4

I'm attempting to extract article information using the python newspaper3k package and then write to a CSV file. While the info is downloaded correctly, I'm having issues with the output to CSV. I don't think I fully understand unicode, despite my efforts to read about it.

from newspaper import Article, Source
import csv

first_article = Article(url="http://www.bloomberg.com/news/articles/2016-09-07/asian-stock-futures-deviate-as-s-p-500-ends-flat-crude-tops-46")

first_article.download()
if first_article.is_downloaded:
    first_article.parse()
    first_article.nlp

article_array = []
collate = {}

collate['title'] = first_article.title
collate['content'] = first_article.text
collate['keywords'] = first_article.keywords
collate['url'] = first_article.url
collate['summary'] = first_article.summary
print(collate['content'])
article_array.append(collate)

keys = article_array[0].keys()
with open('bloombergtest.csv', 'w') as output_file:
    csv_writer = csv.DictWriter(output_file, keys)

::::::::::

Tasks to carry out:
1. In the newspaper3k post, what file name does the code open for writing the CSV output?
2. Reproduce a passage of the newspaper3k post verbatim, starting with "article_array = []" and going on through "csv_writer = csv.DictWriter(output_file, keys)".
3. Extend the newspaper3k post, picking up right after its final line.

Data block:
::::::::::

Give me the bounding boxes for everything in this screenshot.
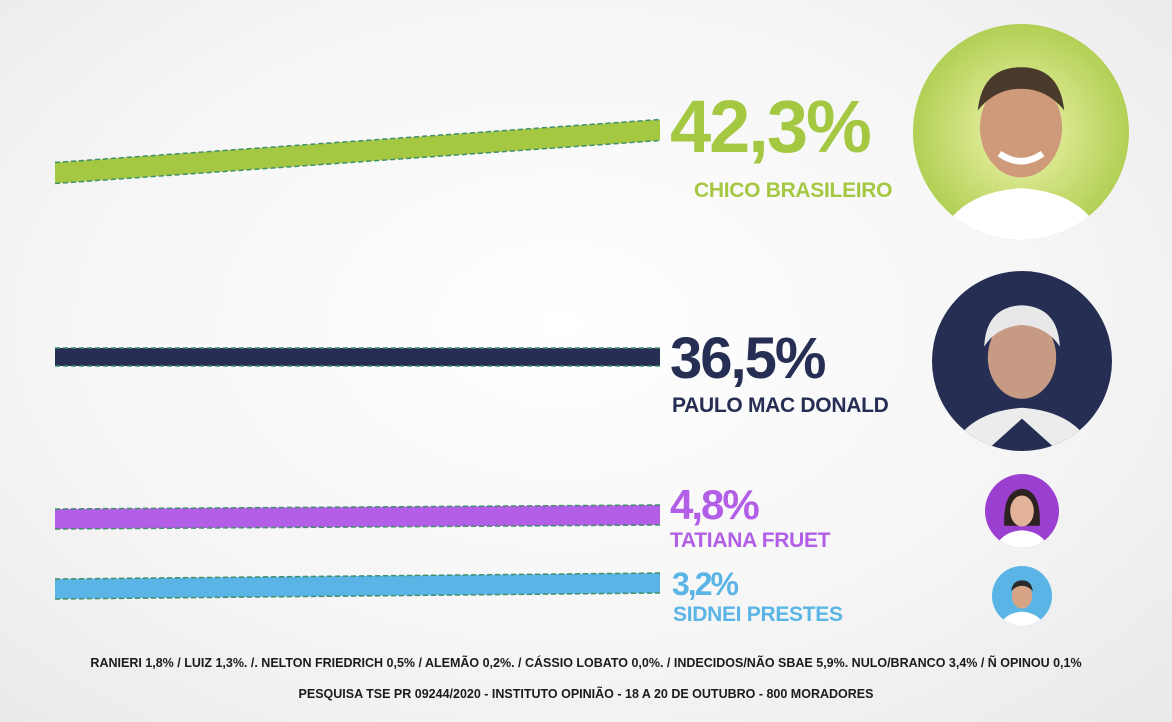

::::::::::

Replies:
1. bloombergtest.csv

2.
article_array = []
collate = {}

collate['title'] = first_article.title
collate['content'] = first_article.text
collate['keywords'] = first_article.keywords
collate['url'] = first_article.url
collate['summary'] = first_article.summary
print(collate['content'])
article_array.append(collate)

keys = article_array[0].keys()
with open('bloombergtest.csv', 'w') as output_file:
    csv_writer = csv.DictWriter(output_file, keys)

3.
    csv_writer.writeheader()
    csv_writer.writerows(article_array)

output_file.close()

When I print collate['content'], which is first_article.text, the console outputs the article's content just fine. Everything shows up correctly, apostrophes and all. When I write to the CVS, the content cell text has odd characters in it. For example:

“At the end of the day, Europe’s economy isn’t in great shape, inflation doesn’t look exciting and there are a bunch of political risks to reckon with.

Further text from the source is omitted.